→ **The exercise**
Among the records below, find each line that includes the string "AAEE" and copy it.

→ **Records for the exercise**
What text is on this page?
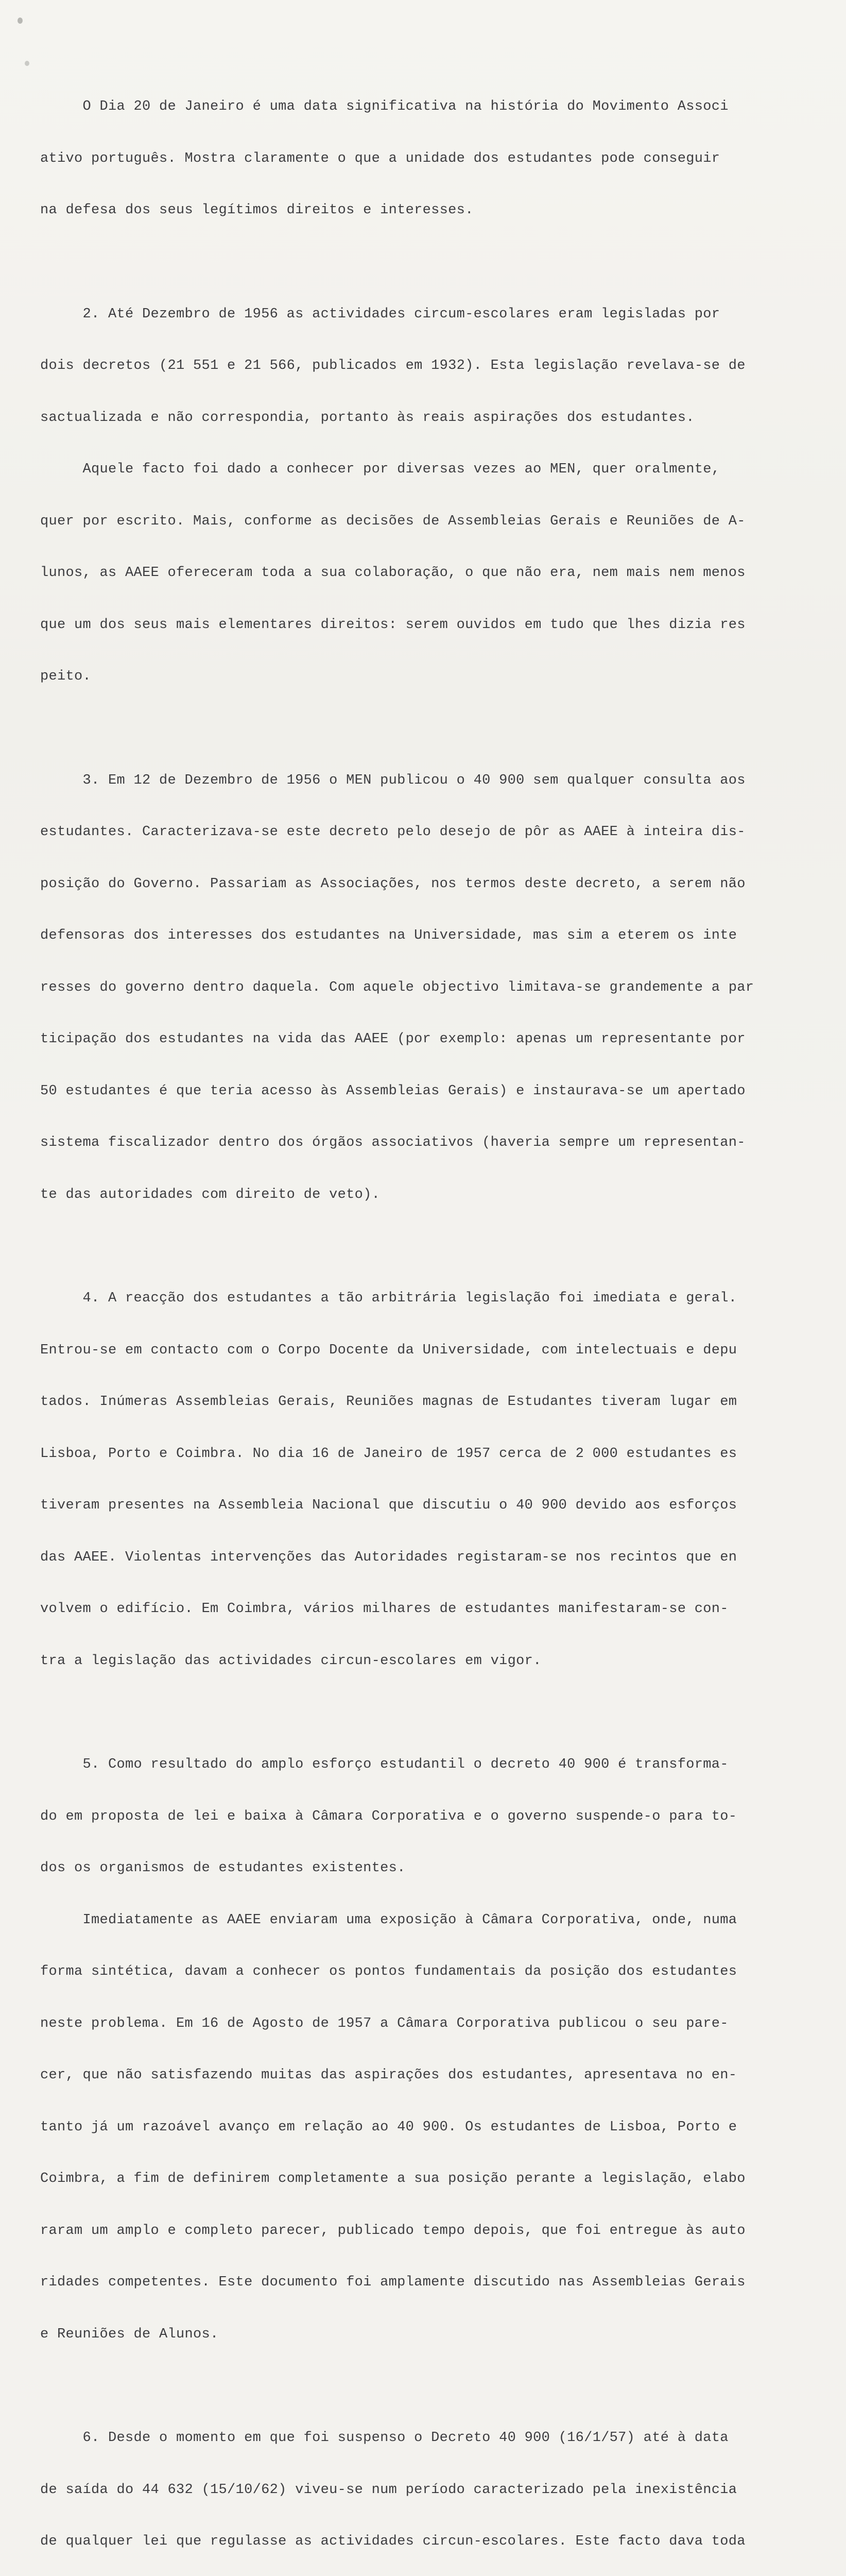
O Dia 20 de Janeiro é uma data significativa na história do Movimento Associ

ativo português. Mostra claramente o que a unidade dos estudantes pode conseguir

na defesa dos seus legítimos direitos e interesses.

2. Até Dezembro de 1956 as actividades circum-escolares eram legisladas por

dois decretos (21 551 e 21 566, publicados em 1932). Esta legislação revelava-se de

sactualizada e não correspondia, portanto às reais aspirações dos estudantes.

Aquele facto foi dado a conhecer por diversas vezes ao MEN, quer oralmente,

quer por escrito. Mais, conforme as decisões de Assembleias Gerais e Reuniões de A-

lunos, as AAEE ofereceram toda a sua colaboração, o que não era, nem mais nem menos

que um dos seus mais elementares direitos: serem ouvidos em tudo que lhes dizia res

peito.

3. Em 12 de Dezembro de 1956 o MEN publicou o 40 900 sem qualquer consulta aos

estudantes. Caracterizava-se este decreto pelo desejo de pôr as AAEE à inteira dis-

posição do Governo. Passariam as Associações, nos termos deste decreto, a serem não

defensoras dos interesses dos estudantes na Universidade, mas sim a eterem os inte

resses do governo dentro daquela. Com aquele objectivo limitava-se grandemente a par

ticipação dos estudantes na vida das AAEE (por exemplo: apenas um representante por

50 estudantes é que teria acesso às Assembleias Gerais) e instaurava-se um apertado

sistema fiscalizador dentro dos órgãos associativos (haveria sempre um representan-

te das autoridades com direito de veto).

4. A reacção dos estudantes a tão arbitrária legislação foi imediata e geral.

Entrou-se em contacto com o Corpo Docente da Universidade, com intelectuais e depu

tados. Inúmeras Assembleias Gerais, Reuniões magnas de Estudantes tiveram lugar em

Lisboa, Porto e Coimbra. No dia 16 de Janeiro de 1957 cerca de 2 000 estudantes es

tiveram presentes na Assembleia Nacional que discutiu o 40 900 devido aos esforços

das AAEE. Violentas intervenções das Autoridades registaram-se nos recintos que en

volvem o edifício. Em Coimbra, vários milhares de estudantes manifestaram-se con-

tra a legislação das actividades circun-escolares em vigor.

5. Como resultado do amplo esforço estudantil o decreto 40 900 é transforma-

do em proposta de lei e baixa à Câmara Corporativa e o governo suspende-o para to-

dos os organismos de estudantes existentes.

Imediatamente as AAEE enviaram uma exposição à Câmara Corporativa, onde, numa

forma sintética, davam a conhecer os pontos fundamentais da posição dos estudantes

neste problema. Em 16 de Agosto de 1957 a Câmara Corporativa publicou o seu pare-

cer, que não satisfazendo muitas das aspirações dos estudantes, apresentava no en-

tanto já um razoável avanço em relação ao 40 900. Os estudantes de Lisboa, Porto e

Coimbra, a fim de definirem completamente a sua posição perante a legislação, elabo

raram um amplo e completo parecer, publicado tempo depois, que foi entregue às auto

ridades competentes. Este documento foi amplamente discutido nas Assembleias Gerais

e Reuniões de Alunos.

6. Desde o momento em que foi suspenso o Decreto 40 900 (16/1/57) até à data

de saída do 44 632 (15/10/62) viveu-se num período caracterizado pela inexistência

de qualquer lei que regulasse as actividades circun-escolares. Este facto dava toda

→ **Solution for this problem**
lunos, as AAEE ofereceram toda a sua colaboração, o que não era, nem mais nem menos
estudantes. Caracterizava-se este decreto pelo desejo de pôr as AAEE à inteira dis-
ticipação dos estudantes na vida das AAEE (por exemplo: apenas um representante por
das AAEE. Violentas intervenções das Autoridades registaram-se nos recintos que en
Imediatamente as AAEE enviaram uma exposição à Câmara Corporativa, onde, numa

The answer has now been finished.